Lines that contain the string "아주경제적인" are to be copied; leave out all others.

Extracted data entries
#####

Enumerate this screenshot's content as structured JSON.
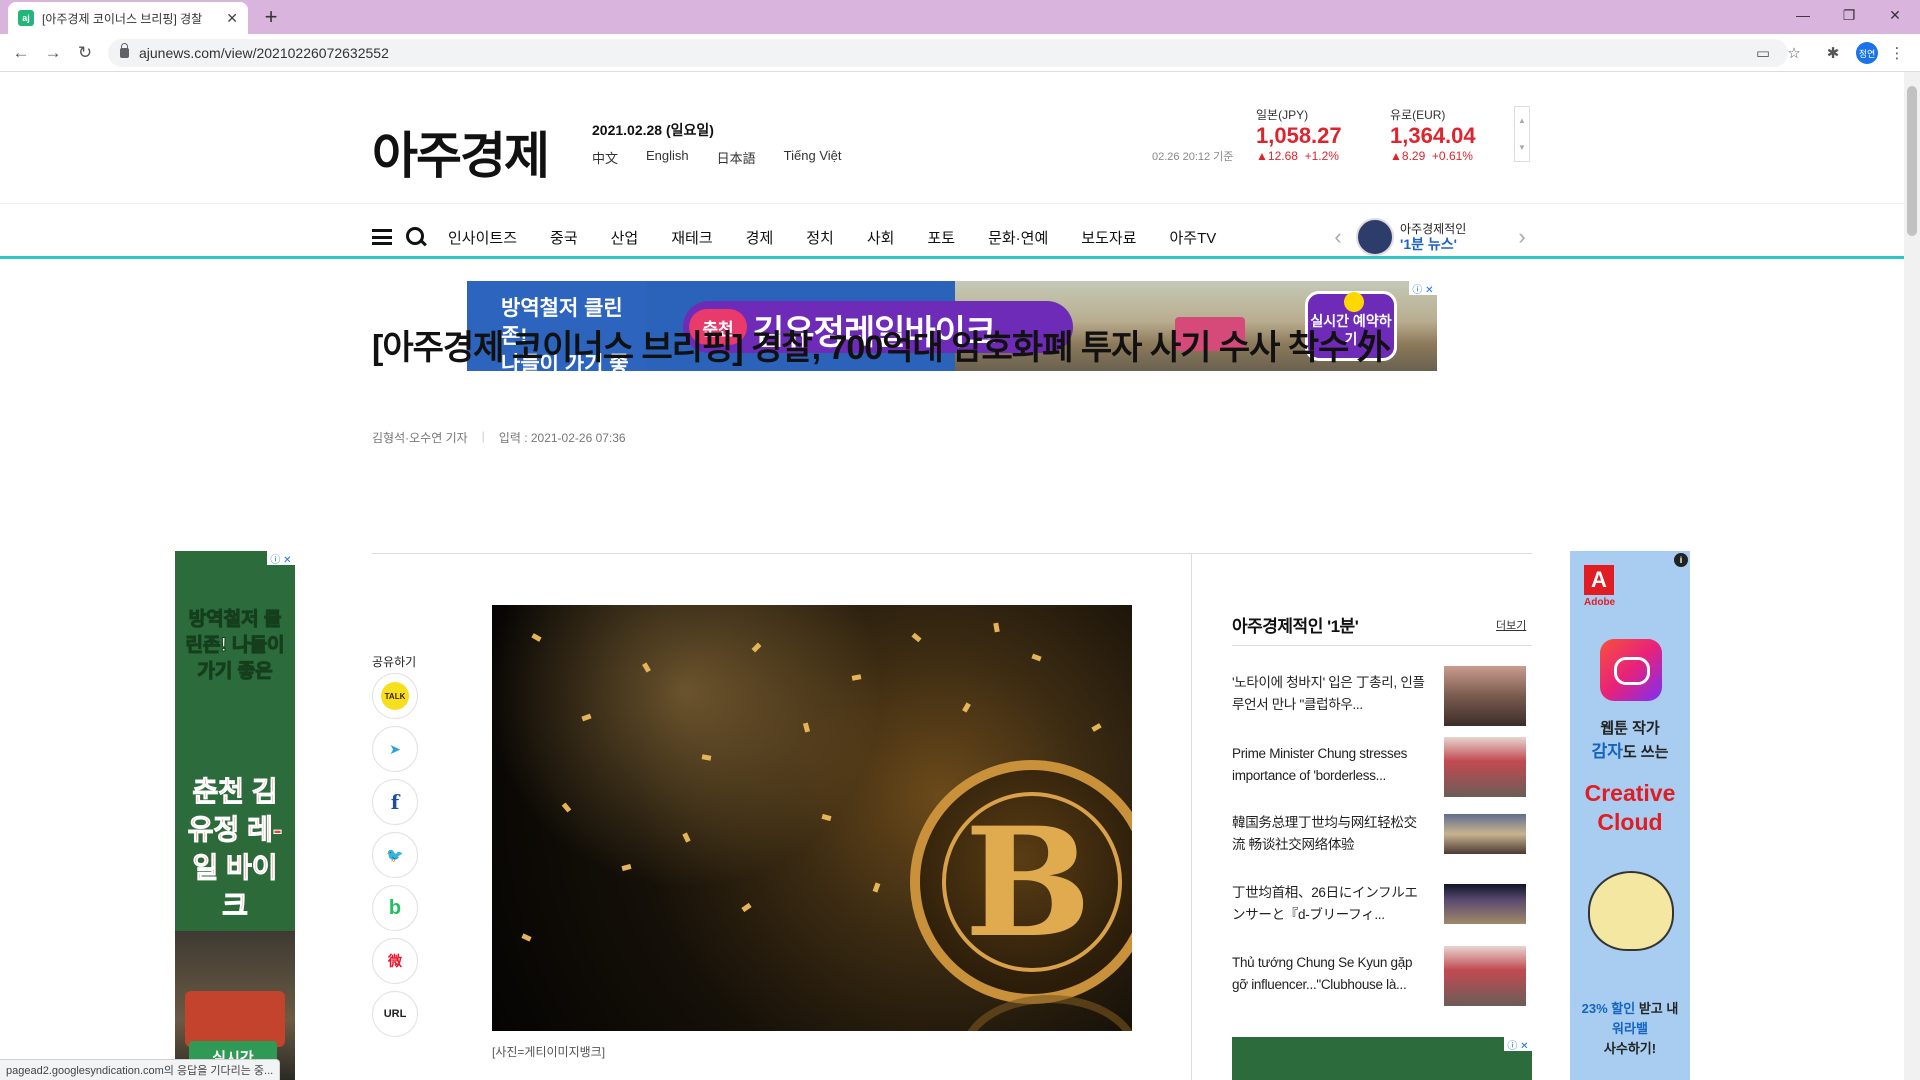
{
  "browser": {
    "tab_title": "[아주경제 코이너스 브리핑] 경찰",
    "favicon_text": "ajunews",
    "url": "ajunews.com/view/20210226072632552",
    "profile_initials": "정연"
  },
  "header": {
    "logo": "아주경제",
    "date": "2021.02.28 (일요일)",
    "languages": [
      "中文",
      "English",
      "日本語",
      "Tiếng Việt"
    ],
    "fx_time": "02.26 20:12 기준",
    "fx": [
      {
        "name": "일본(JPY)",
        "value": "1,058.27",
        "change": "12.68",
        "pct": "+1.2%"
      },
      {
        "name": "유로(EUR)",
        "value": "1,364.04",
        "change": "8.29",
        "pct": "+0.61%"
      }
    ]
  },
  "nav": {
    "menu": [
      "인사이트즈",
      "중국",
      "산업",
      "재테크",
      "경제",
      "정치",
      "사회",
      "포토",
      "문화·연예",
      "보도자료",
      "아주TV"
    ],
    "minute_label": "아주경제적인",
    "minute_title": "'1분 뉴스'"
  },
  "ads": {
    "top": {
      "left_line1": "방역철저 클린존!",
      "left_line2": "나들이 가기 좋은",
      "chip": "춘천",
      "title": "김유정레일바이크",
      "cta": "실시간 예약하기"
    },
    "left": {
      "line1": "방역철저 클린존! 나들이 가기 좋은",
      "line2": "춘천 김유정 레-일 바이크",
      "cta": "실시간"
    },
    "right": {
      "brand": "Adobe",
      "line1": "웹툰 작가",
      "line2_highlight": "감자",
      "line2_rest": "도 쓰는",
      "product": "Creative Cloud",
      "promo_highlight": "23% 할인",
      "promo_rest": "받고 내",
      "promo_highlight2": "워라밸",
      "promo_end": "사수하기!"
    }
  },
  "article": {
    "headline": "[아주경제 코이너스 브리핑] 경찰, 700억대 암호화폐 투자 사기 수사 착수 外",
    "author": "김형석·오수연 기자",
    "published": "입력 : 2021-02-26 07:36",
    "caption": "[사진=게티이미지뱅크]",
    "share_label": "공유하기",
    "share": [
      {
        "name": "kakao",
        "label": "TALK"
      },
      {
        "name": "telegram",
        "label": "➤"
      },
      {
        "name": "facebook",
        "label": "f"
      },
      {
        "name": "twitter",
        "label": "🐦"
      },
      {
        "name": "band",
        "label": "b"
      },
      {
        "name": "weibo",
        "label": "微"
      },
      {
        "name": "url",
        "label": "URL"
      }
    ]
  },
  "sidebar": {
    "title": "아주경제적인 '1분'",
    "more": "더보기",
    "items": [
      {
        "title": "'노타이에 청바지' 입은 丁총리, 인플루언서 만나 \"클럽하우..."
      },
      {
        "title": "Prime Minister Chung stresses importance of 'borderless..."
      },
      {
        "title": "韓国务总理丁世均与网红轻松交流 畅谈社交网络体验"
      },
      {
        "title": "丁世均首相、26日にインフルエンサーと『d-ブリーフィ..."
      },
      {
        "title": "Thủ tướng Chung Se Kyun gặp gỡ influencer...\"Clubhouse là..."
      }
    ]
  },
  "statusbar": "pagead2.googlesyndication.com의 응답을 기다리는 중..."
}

#####

#### [Task answer]
    "minute_label": "아주경제적인",
    "title": "아주경제적인 '1분'",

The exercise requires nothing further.